= EXERCISE TASK =
Go through the data below and copy it exactly, skipping every picture.

= RECORDED DATA =
----

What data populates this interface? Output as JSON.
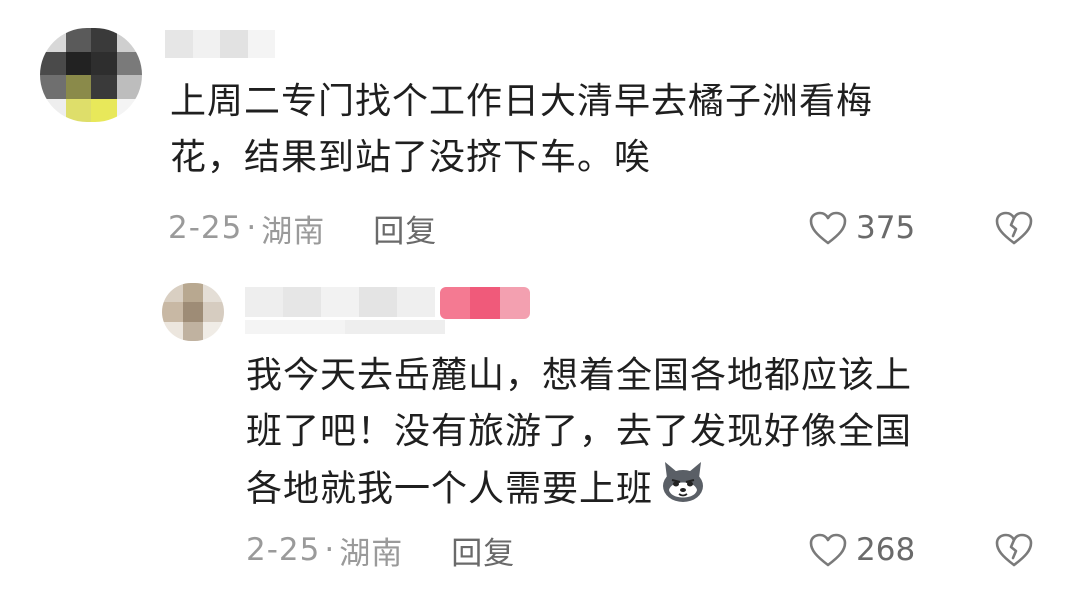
{
  "comments": [
    {
      "text_line1": "上周二专门找个工作日大清早去橘子洲看梅",
      "text_line2": "花，结果到站了没挤下车。唉",
      "date": "2-25",
      "separator": "·",
      "location": "湖南",
      "reply_label": "回复",
      "likes": "375"
    },
    {
      "text_line1": "我今天去岳麓山，想着全国各地都应该上",
      "text_line2": "班了吧！没有旅游了，去了发现好像全国",
      "text_line3": "各地就我一个人需要上班",
      "date": "2-25",
      "separator": "·",
      "location": "湖南",
      "reply_label": "回复",
      "likes": "268"
    }
  ],
  "icons": {
    "like": "heart-outline-icon",
    "dislike": "broken-heart-icon",
    "emoji": "dog-face-emoji-icon"
  },
  "colors": {
    "text": "#1f1f1f",
    "meta": "#9a9a9a",
    "secondary": "#6a6a6a",
    "pink_blur": "#f05a7a"
  }
}
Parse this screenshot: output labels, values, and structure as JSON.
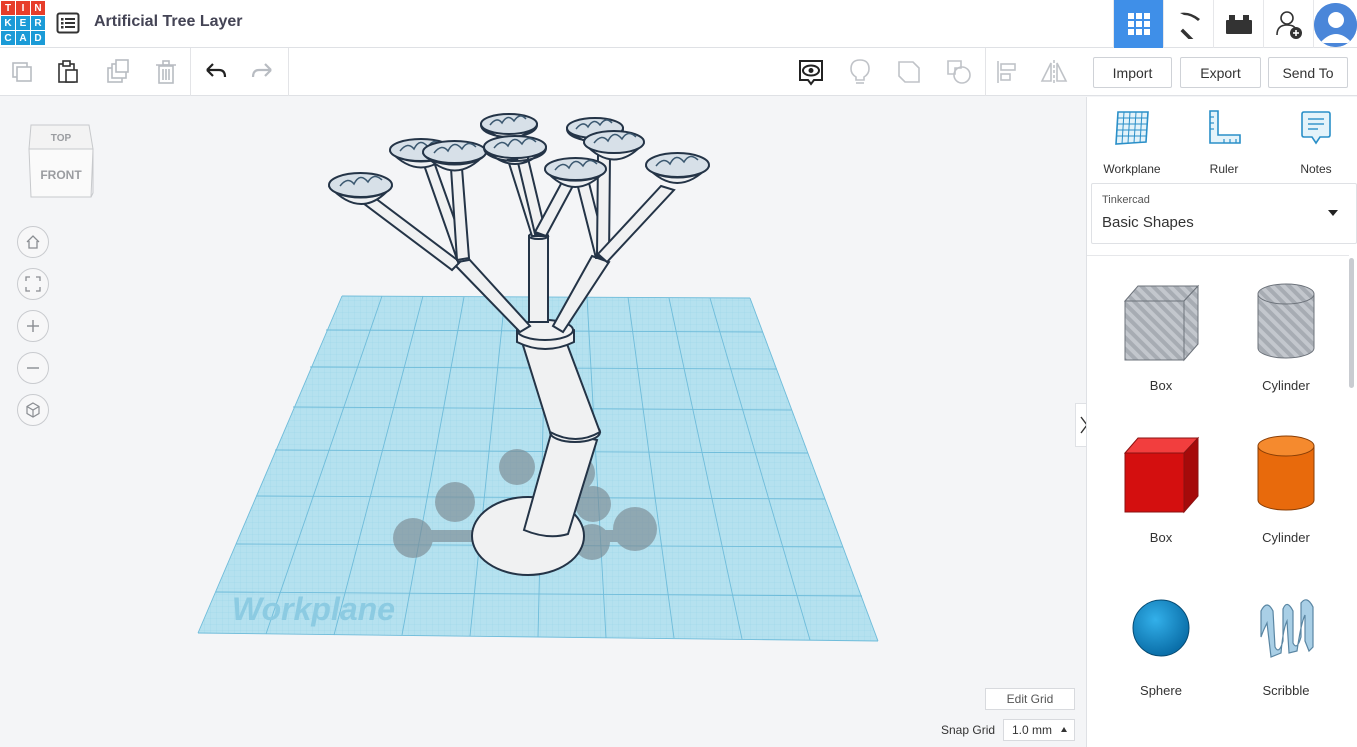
{
  "app": {
    "logo_letters": [
      "T",
      "I",
      "N",
      "K",
      "E",
      "R",
      "C",
      "A",
      "D"
    ],
    "logo_colors": [
      "#e73d2a",
      "#e73d2a",
      "#e73d2a",
      "#1b9bd7",
      "#1b9bd7",
      "#1b9bd7",
      "#1b9bd7",
      "#1b9bd7",
      "#1b9bd7"
    ],
    "title": "Artificial Tree Layer",
    "accent": "#3f8fe8"
  },
  "topbar_icons": [
    "grid-view-icon",
    "pickaxe-icon",
    "bricks-icon",
    "add-user-icon",
    "user-avatar"
  ],
  "toolbar": {
    "left_tools": [
      "copy-icon",
      "paste-icon",
      "duplicate-icon",
      "delete-icon",
      "undo-icon",
      "redo-icon"
    ],
    "right_tools": [
      "show-all-icon",
      "lightbulb-icon",
      "group-icon",
      "ungroup-icon",
      "align-icon",
      "mirror-icon"
    ],
    "import_label": "Import",
    "export_label": "Export",
    "send_label": "Send To"
  },
  "viewcube": {
    "top_label": "TOP",
    "front_label": "FRONT"
  },
  "nav_controls": [
    "home-view-icon",
    "fit-all-icon",
    "zoom-in-icon",
    "zoom-out-icon",
    "ortho-view-icon"
  ],
  "workplane_label": "Workplane",
  "edit_grid_label": "Edit Grid",
  "snap_grid": {
    "label": "Snap Grid",
    "value": "1.0 mm"
  },
  "panel": {
    "tools": [
      {
        "label": "Workplane",
        "icon": "workplane-icon"
      },
      {
        "label": "Ruler",
        "icon": "ruler-icon"
      },
      {
        "label": "Notes",
        "icon": "notes-icon"
      }
    ],
    "library": {
      "provider": "Tinkercad",
      "name": "Basic Shapes"
    },
    "shapes": [
      {
        "name": "Box"
      },
      {
        "name": "Cylinder"
      },
      {
        "name": "Box"
      },
      {
        "name": "Cylinder"
      },
      {
        "name": "Sphere"
      },
      {
        "name": "Scribble"
      }
    ]
  }
}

----

= TASK OUTPUT =
What data populates this interface? Output as JSON.
{
  "comments": [
    {
      "text_line1": "上周二专门找个工作日大清早去橘子洲看梅",
      "text_line2": "花，结果到站了没挤下车。唉",
      "date": "2-25",
      "separator": "·",
      "location": "湖南",
      "reply_label": "回复",
      "likes": "375"
    },
    {
      "text_line1": "我今天去岳麓山，想着全国各地都应该上",
      "text_line2": "班了吧！没有旅游了，去了发现好像全国",
      "text_line3": "各地就我一个人需要上班",
      "date": "2-25",
      "separator": "·",
      "location": "湖南",
      "reply_label": "回复",
      "likes": "268"
    }
  ],
  "icons": {
    "like": "heart-outline-icon",
    "dislike": "broken-heart-icon",
    "emoji": "dog-face-emoji-icon"
  },
  "colors": {
    "text": "#1f1f1f",
    "meta": "#9a9a9a",
    "secondary": "#6a6a6a",
    "pink_blur": "#f05a7a"
  }
}
Parse this screenshot: output labels, values, and structure as JSON.
{
  "app": {
    "logo_letters": [
      "T",
      "I",
      "N",
      "K",
      "E",
      "R",
      "C",
      "A",
      "D"
    ],
    "logo_colors": [
      "#e73d2a",
      "#e73d2a",
      "#e73d2a",
      "#1b9bd7",
      "#1b9bd7",
      "#1b9bd7",
      "#1b9bd7",
      "#1b9bd7",
      "#1b9bd7"
    ],
    "title": "Artificial Tree Layer",
    "accent": "#3f8fe8"
  },
  "topbar_icons": [
    "grid-view-icon",
    "pickaxe-icon",
    "bricks-icon",
    "add-user-icon",
    "user-avatar"
  ],
  "toolbar": {
    "left_tools": [
      "copy-icon",
      "paste-icon",
      "duplicate-icon",
      "delete-icon",
      "undo-icon",
      "redo-icon"
    ],
    "right_tools": [
      "show-all-icon",
      "lightbulb-icon",
      "group-icon",
      "ungroup-icon",
      "align-icon",
      "mirror-icon"
    ],
    "import_label": "Import",
    "export_label": "Export",
    "send_label": "Send To"
  },
  "viewcube": {
    "top_label": "TOP",
    "front_label": "FRONT"
  },
  "nav_controls": [
    "home-view-icon",
    "fit-all-icon",
    "zoom-in-icon",
    "zoom-out-icon",
    "ortho-view-icon"
  ],
  "workplane_label": "Workplane",
  "edit_grid_label": "Edit Grid",
  "snap_grid": {
    "label": "Snap Grid",
    "value": "1.0 mm"
  },
  "panel": {
    "tools": [
      {
        "label": "Workplane",
        "icon": "workplane-icon"
      },
      {
        "label": "Ruler",
        "icon": "ruler-icon"
      },
      {
        "label": "Notes",
        "icon": "notes-icon"
      }
    ],
    "library": {
      "provider": "Tinkercad",
      "name": "Basic Shapes"
    },
    "shapes": [
      {
        "name": "Box"
      },
      {
        "name": "Cylinder"
      },
      {
        "name": "Box"
      },
      {
        "name": "Cylinder"
      },
      {
        "name": "Sphere"
      },
      {
        "name": "Scribble"
      }
    ]
  }
}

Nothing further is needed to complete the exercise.